*Your tasks:*
**a.** Translate this sentence from the post on restoring habeas corpus into Spanish: "This week, we have a critical opportunity to restore habeas corpus."
**b.** Answer these questions from the post on restoring habeas corpus:
(i) On which radio outlet did the writer hear Senator Chris Dodd?
(ii) Which senator launched Restore Habeas together with Dodd?
(iii) Which act does the writer call a "horrible blemish"?

*Reading passage:*
I heard Senator Chris Dodd on NPR this week-end talking about his new book about his father, the Nuremberg prosecutor. He was very eloquent on the subject of the rule of law and extremely passionate about restoring habeas corpus. (I do like the guy, I must say.)

Today, he and Senator Pat Leahy have launched Restore Habeas and are asking citizens to become co-sponsors of the Restore Habeas Restoration Act:

This week, we have a critical opportunity to restore habeas corpus.

The Habeas Corpus Restoration Act gives us a chance to reverse one of the Bush Administration’s many assaults on our civil liberties.

We all want to make America safe from terrorism, but becoming a nation that sanctions the unlawful detention of its own residents — detaining and jailing them without the chance to appear before a judge — does not make us safe. Instead, it violates a value that we have held dear for centuries — safeguarding our individual freedom before arbitrary state action.

You can sign up to be a co-sponsor here.

This is so important. I’m not sure this country can hope to regain its footing or protect ourselves properly in this new age unless we erase that horrible blemish of the Military Commissions Act.

*Provided data:*
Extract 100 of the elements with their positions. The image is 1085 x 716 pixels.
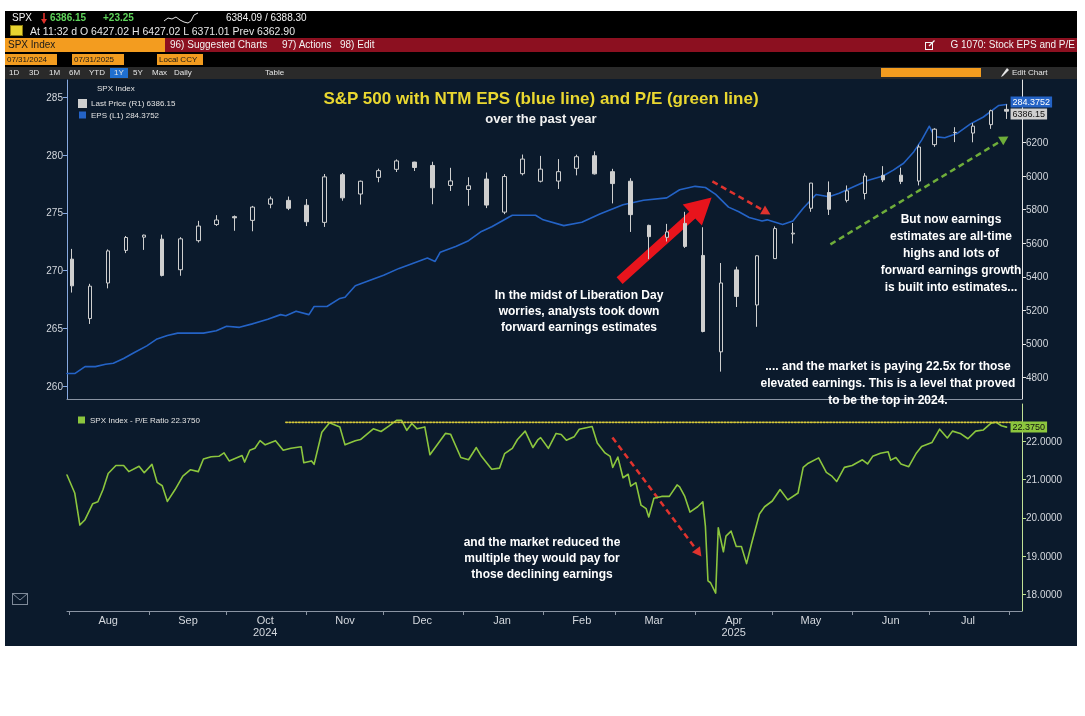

*Replies:*
**a.** Esta semana tenemos una oportunidad crucial para restablecer el hábeas corpus.

**b.**
(i) NPR
(ii) Senator Pat Leahy
(iii) The Military Commissions Act